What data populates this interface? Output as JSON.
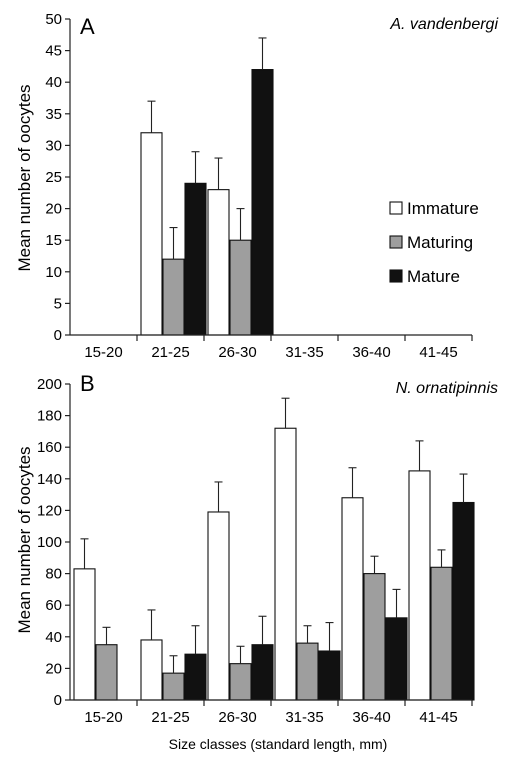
{
  "figure": {
    "xlabel": "Size classes (standard length, mm)",
    "legend": {
      "entries": [
        {
          "name": "Immature",
          "color": "#ffffff"
        },
        {
          "name": "Maturing",
          "color": "#9e9e9e"
        },
        {
          "name": "Mature",
          "color": "#111111"
        }
      ]
    }
  },
  "chart_data": [
    {
      "type": "bar",
      "panel_letter": "A",
      "title": "A. vandenbergi",
      "xlabel": "",
      "ylabel": "Mean number of oocytes",
      "ylim": [
        0,
        50
      ],
      "yticks": [
        "0",
        "5",
        "10",
        "15",
        "20",
        "25",
        "30",
        "35",
        "40",
        "45",
        "50"
      ],
      "categories": [
        "15-20",
        "21-25",
        "26-30",
        "31-35",
        "36-40",
        "41-45"
      ],
      "series": [
        {
          "name": "Immature",
          "color": "#ffffff",
          "values": [
            null,
            32,
            23,
            null,
            null,
            null
          ],
          "errors": [
            null,
            5,
            5,
            null,
            null,
            null
          ]
        },
        {
          "name": "Maturing",
          "color": "#9e9e9e",
          "values": [
            null,
            12,
            15,
            null,
            null,
            null
          ],
          "errors": [
            null,
            5,
            5,
            null,
            null,
            null
          ]
        },
        {
          "name": "Mature",
          "color": "#111111",
          "values": [
            null,
            24,
            42,
            null,
            null,
            null
          ],
          "errors": [
            null,
            5,
            5,
            null,
            null,
            null
          ]
        }
      ],
      "error_bars": "upper",
      "grid": false
    },
    {
      "type": "bar",
      "panel_letter": "B",
      "title": "N. ornatipinnis",
      "xlabel": "Size classes (standard length, mm)",
      "ylabel": "Mean number of oocytes",
      "ylim": [
        0,
        200
      ],
      "yticks": [
        "0",
        "20",
        "40",
        "60",
        "80",
        "100",
        "120",
        "140",
        "160",
        "180",
        "200"
      ],
      "categories": [
        "15-20",
        "21-25",
        "26-30",
        "31-35",
        "36-40",
        "41-45"
      ],
      "series": [
        {
          "name": "Immature",
          "color": "#ffffff",
          "values": [
            83,
            38,
            119,
            172,
            128,
            145
          ],
          "errors": [
            19,
            19,
            19,
            19,
            19,
            19
          ]
        },
        {
          "name": "Maturing",
          "color": "#9e9e9e",
          "values": [
            35,
            17,
            23,
            36,
            80,
            84
          ],
          "errors": [
            11,
            11,
            11,
            11,
            11,
            11
          ]
        },
        {
          "name": "Mature",
          "color": "#111111",
          "values": [
            0,
            29,
            35,
            31,
            52,
            125
          ],
          "errors": [
            null,
            18,
            18,
            18,
            18,
            18
          ]
        }
      ],
      "error_bars": "upper",
      "grid": false
    }
  ]
}
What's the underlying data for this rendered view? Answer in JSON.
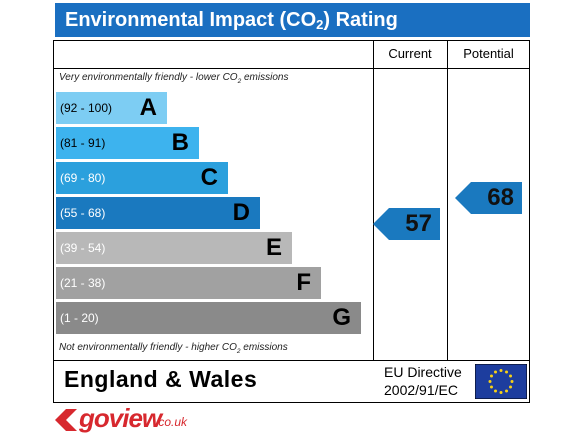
{
  "title": {
    "parts": [
      "Environmental Impact (CO",
      "2",
      ") Rating"
    ]
  },
  "columns": [
    "Current",
    "Potential"
  ],
  "top_note": {
    "parts": [
      "Very environmentally friendly - lower CO",
      "2",
      " emissions"
    ]
  },
  "bands": [
    {
      "range": "(92 - 100)",
      "letter": "A"
    },
    {
      "range": "(81 - 91)",
      "letter": "B"
    },
    {
      "range": "(69 - 80)",
      "letter": "C"
    },
    {
      "range": "(55 - 68)",
      "letter": "D"
    },
    {
      "range": "(39 - 54)",
      "letter": "E"
    },
    {
      "range": "(21 - 38)",
      "letter": "F"
    },
    {
      "range": "(1 - 20)",
      "letter": "G"
    }
  ],
  "bottom_note": {
    "parts": [
      "Not environmentally friendly - higher CO",
      "2",
      " emissions"
    ]
  },
  "current": 57,
  "potential": 68,
  "region": "England & Wales",
  "directive": [
    "EU Directive",
    "2002/91/EC"
  ],
  "logo": {
    "name": "goview",
    "domain": ".co.uk"
  }
}
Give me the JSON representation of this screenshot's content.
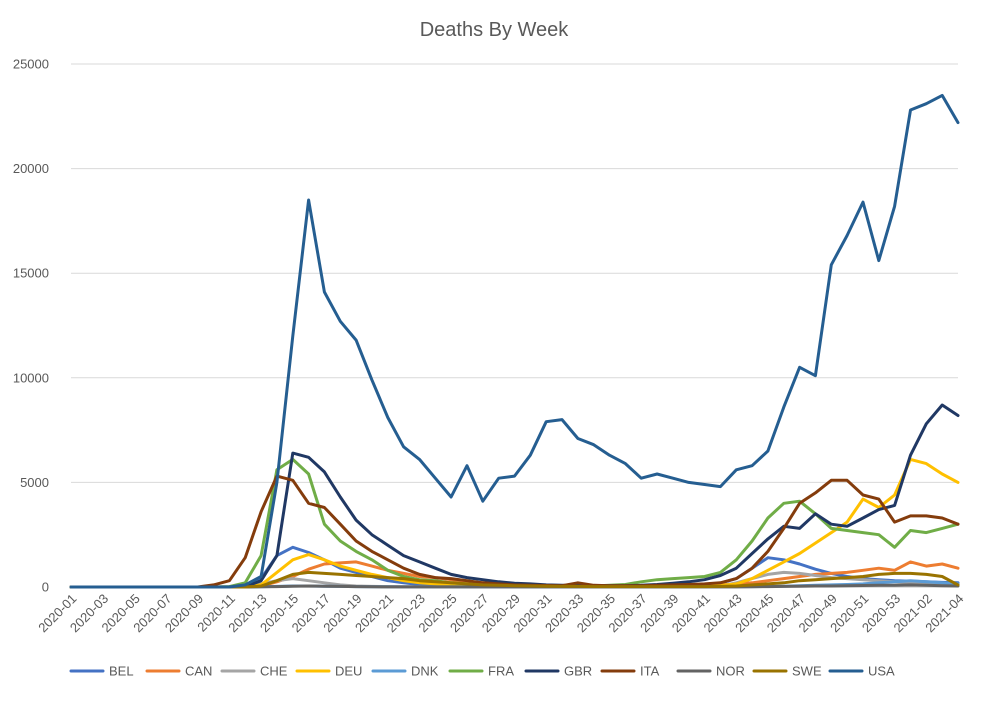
{
  "chart_data": {
    "type": "line",
    "title": "Deaths By Week",
    "xlabel": "",
    "ylabel": "",
    "ylim": [
      0,
      25000
    ],
    "yticks": [
      0,
      5000,
      10000,
      15000,
      20000,
      25000
    ],
    "ytick_labels": [
      "0",
      "5000",
      "10000",
      "15000",
      "20000",
      "25000"
    ],
    "grid": "horizontal",
    "legend": "bottom",
    "x": [
      "2020-01",
      "2020-02",
      "2020-03",
      "2020-04",
      "2020-05",
      "2020-06",
      "2020-07",
      "2020-08",
      "2020-09",
      "2020-10",
      "2020-11",
      "2020-12",
      "2020-13",
      "2020-14",
      "2020-15",
      "2020-16",
      "2020-17",
      "2020-18",
      "2020-19",
      "2020-20",
      "2020-21",
      "2020-22",
      "2020-23",
      "2020-24",
      "2020-25",
      "2020-26",
      "2020-27",
      "2020-28",
      "2020-29",
      "2020-30",
      "2020-31",
      "2020-32",
      "2020-33",
      "2020-34",
      "2020-35",
      "2020-36",
      "2020-37",
      "2020-38",
      "2020-39",
      "2020-40",
      "2020-41",
      "2020-42",
      "2020-43",
      "2020-44",
      "2020-45",
      "2020-46",
      "2020-47",
      "2020-48",
      "2020-49",
      "2020-50",
      "2020-51",
      "2020-52",
      "2020-53",
      "2021-01",
      "2021-02",
      "2021-03",
      "2021-04"
    ],
    "xtick_labels": [
      "2020-01",
      "2020-03",
      "2020-05",
      "2020-07",
      "2020-09",
      "2020-11",
      "2020-13",
      "2020-15",
      "2020-17",
      "2020-19",
      "2020-21",
      "2020-23",
      "2020-25",
      "2020-27",
      "2020-29",
      "2020-31",
      "2020-33",
      "2020-35",
      "2020-37",
      "2020-39",
      "2020-41",
      "2020-43",
      "2020-45",
      "2020-47",
      "2020-49",
      "2020-51",
      "2020-53",
      "2021-02",
      "2021-04"
    ],
    "series": [
      {
        "name": "BEL",
        "color": "#4472C4",
        "values": [
          0,
          0,
          0,
          0,
          0,
          0,
          0,
          0,
          0,
          0,
          10,
          50,
          400,
          1500,
          1900,
          1650,
          1300,
          900,
          700,
          500,
          300,
          200,
          120,
          80,
          50,
          30,
          20,
          15,
          10,
          10,
          10,
          10,
          10,
          10,
          10,
          10,
          15,
          20,
          30,
          60,
          100,
          180,
          400,
          900,
          1400,
          1300,
          1100,
          850,
          650,
          500,
          400,
          350,
          300,
          280,
          250,
          220,
          200
        ]
      },
      {
        "name": "CAN",
        "color": "#ED7D31",
        "values": [
          0,
          0,
          0,
          0,
          0,
          0,
          0,
          0,
          0,
          0,
          0,
          10,
          50,
          250,
          500,
          850,
          1100,
          1150,
          1200,
          1000,
          800,
          650,
          500,
          450,
          350,
          250,
          200,
          150,
          100,
          80,
          60,
          50,
          40,
          40,
          40,
          40,
          40,
          40,
          50,
          60,
          80,
          100,
          150,
          200,
          300,
          400,
          500,
          600,
          650,
          700,
          800,
          900,
          800,
          1200,
          1000,
          1100,
          900
        ]
      },
      {
        "name": "CHE",
        "color": "#A5A5A5",
        "values": [
          0,
          0,
          0,
          0,
          0,
          0,
          0,
          0,
          0,
          0,
          5,
          20,
          150,
          300,
          400,
          300,
          200,
          100,
          50,
          30,
          20,
          10,
          10,
          5,
          5,
          5,
          5,
          5,
          5,
          5,
          5,
          5,
          5,
          5,
          5,
          5,
          5,
          10,
          10,
          10,
          20,
          50,
          200,
          400,
          600,
          700,
          650,
          550,
          450,
          400,
          350,
          300,
          250,
          200,
          180,
          150,
          120
        ]
      },
      {
        "name": "DEU",
        "color": "#FFC000",
        "values": [
          0,
          0,
          0,
          0,
          0,
          0,
          0,
          0,
          0,
          0,
          0,
          10,
          100,
          700,
          1300,
          1550,
          1300,
          1000,
          800,
          600,
          450,
          300,
          200,
          150,
          100,
          80,
          60,
          50,
          40,
          30,
          30,
          30,
          30,
          30,
          30,
          30,
          30,
          30,
          30,
          40,
          50,
          70,
          150,
          400,
          800,
          1200,
          1600,
          2100,
          2600,
          3100,
          4200,
          3800,
          4400,
          6100,
          5900,
          5400,
          5000
        ]
      },
      {
        "name": "DNK",
        "color": "#5B9BD5",
        "values": [
          0,
          0,
          0,
          0,
          0,
          0,
          0,
          0,
          0,
          0,
          0,
          0,
          10,
          30,
          50,
          50,
          40,
          30,
          20,
          10,
          10,
          5,
          5,
          5,
          5,
          5,
          5,
          5,
          5,
          5,
          5,
          5,
          5,
          5,
          5,
          5,
          5,
          5,
          5,
          5,
          5,
          10,
          10,
          20,
          30,
          40,
          60,
          80,
          100,
          120,
          150,
          200,
          250,
          300,
          250,
          200,
          150
        ]
      },
      {
        "name": "FRA",
        "color": "#70AD47",
        "values": [
          0,
          0,
          0,
          0,
          0,
          0,
          0,
          0,
          0,
          0,
          20,
          200,
          1500,
          5600,
          6100,
          5400,
          3000,
          2200,
          1700,
          1300,
          800,
          500,
          350,
          300,
          200,
          150,
          100,
          70,
          50,
          40,
          30,
          30,
          30,
          50,
          80,
          120,
          250,
          350,
          400,
          450,
          500,
          700,
          1300,
          2200,
          3300,
          4000,
          4100,
          3500,
          2800,
          2700,
          2600,
          2500,
          1900,
          2700,
          2600,
          2800,
          3000
        ]
      },
      {
        "name": "GBR",
        "color": "#203864",
        "values": [
          0,
          0,
          0,
          0,
          0,
          0,
          0,
          0,
          0,
          0,
          0,
          10,
          300,
          1500,
          6400,
          6200,
          5500,
          4300,
          3200,
          2500,
          2000,
          1500,
          1200,
          900,
          600,
          450,
          350,
          250,
          180,
          150,
          100,
          80,
          70,
          60,
          60,
          60,
          80,
          120,
          180,
          250,
          350,
          550,
          900,
          1600,
          2300,
          2900,
          2800,
          3500,
          3000,
          2900,
          3300,
          3700,
          3900,
          6300,
          7800,
          8700,
          8200
        ]
      },
      {
        "name": "ITA",
        "color": "#843C0C",
        "values": [
          0,
          0,
          0,
          0,
          0,
          0,
          0,
          0,
          0,
          100,
          300,
          1400,
          3600,
          5300,
          5100,
          4000,
          3800,
          3000,
          2200,
          1700,
          1300,
          900,
          600,
          450,
          400,
          300,
          200,
          150,
          100,
          80,
          70,
          60,
          200,
          80,
          60,
          60,
          60,
          80,
          100,
          120,
          150,
          200,
          400,
          900,
          1700,
          2800,
          4000,
          4500,
          5100,
          5100,
          4400,
          4200,
          3100,
          3400,
          3400,
          3300,
          3000
        ]
      },
      {
        "name": "NOR",
        "color": "#636363",
        "values": [
          0,
          0,
          0,
          0,
          0,
          0,
          0,
          0,
          0,
          0,
          0,
          0,
          10,
          20,
          40,
          50,
          40,
          30,
          20,
          10,
          5,
          5,
          5,
          5,
          5,
          5,
          5,
          5,
          5,
          5,
          5,
          5,
          5,
          5,
          5,
          5,
          5,
          5,
          5,
          5,
          5,
          5,
          5,
          10,
          20,
          30,
          40,
          50,
          50,
          60,
          70,
          80,
          80,
          100,
          80,
          60,
          50
        ]
      },
      {
        "name": "SWE",
        "color": "#997300",
        "values": [
          0,
          0,
          0,
          0,
          0,
          0,
          0,
          0,
          0,
          0,
          0,
          0,
          50,
          300,
          600,
          700,
          650,
          600,
          550,
          500,
          450,
          400,
          300,
          250,
          200,
          150,
          100,
          80,
          60,
          50,
          40,
          30,
          30,
          20,
          20,
          20,
          20,
          20,
          20,
          20,
          20,
          30,
          50,
          100,
          150,
          200,
          300,
          350,
          400,
          450,
          500,
          600,
          650,
          650,
          600,
          500,
          100
        ]
      },
      {
        "name": "USA",
        "color": "#255E91",
        "values": [
          0,
          0,
          0,
          0,
          0,
          0,
          0,
          0,
          0,
          0,
          0,
          100,
          500,
          5000,
          12000,
          18500,
          14100,
          12700,
          11800,
          9900,
          8100,
          6700,
          6100,
          5200,
          4300,
          5800,
          4100,
          5200,
          5300,
          6300,
          7900,
          8000,
          7100,
          6800,
          6300,
          5900,
          5200,
          5400,
          5200,
          5000,
          4900,
          4800,
          5600,
          5800,
          6500,
          8600,
          10500,
          10100,
          15400,
          16800,
          18400,
          15600,
          18200,
          22800,
          23100,
          23500,
          22200
        ]
      }
    ]
  }
}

════

• What you are asked to do
Please list every line of the records that contains "title".

• Task output
      "title": "A. vandenbergi",
      "title": "N. ornatipinnis",
  "title": {
    "title": "Deaths By Week",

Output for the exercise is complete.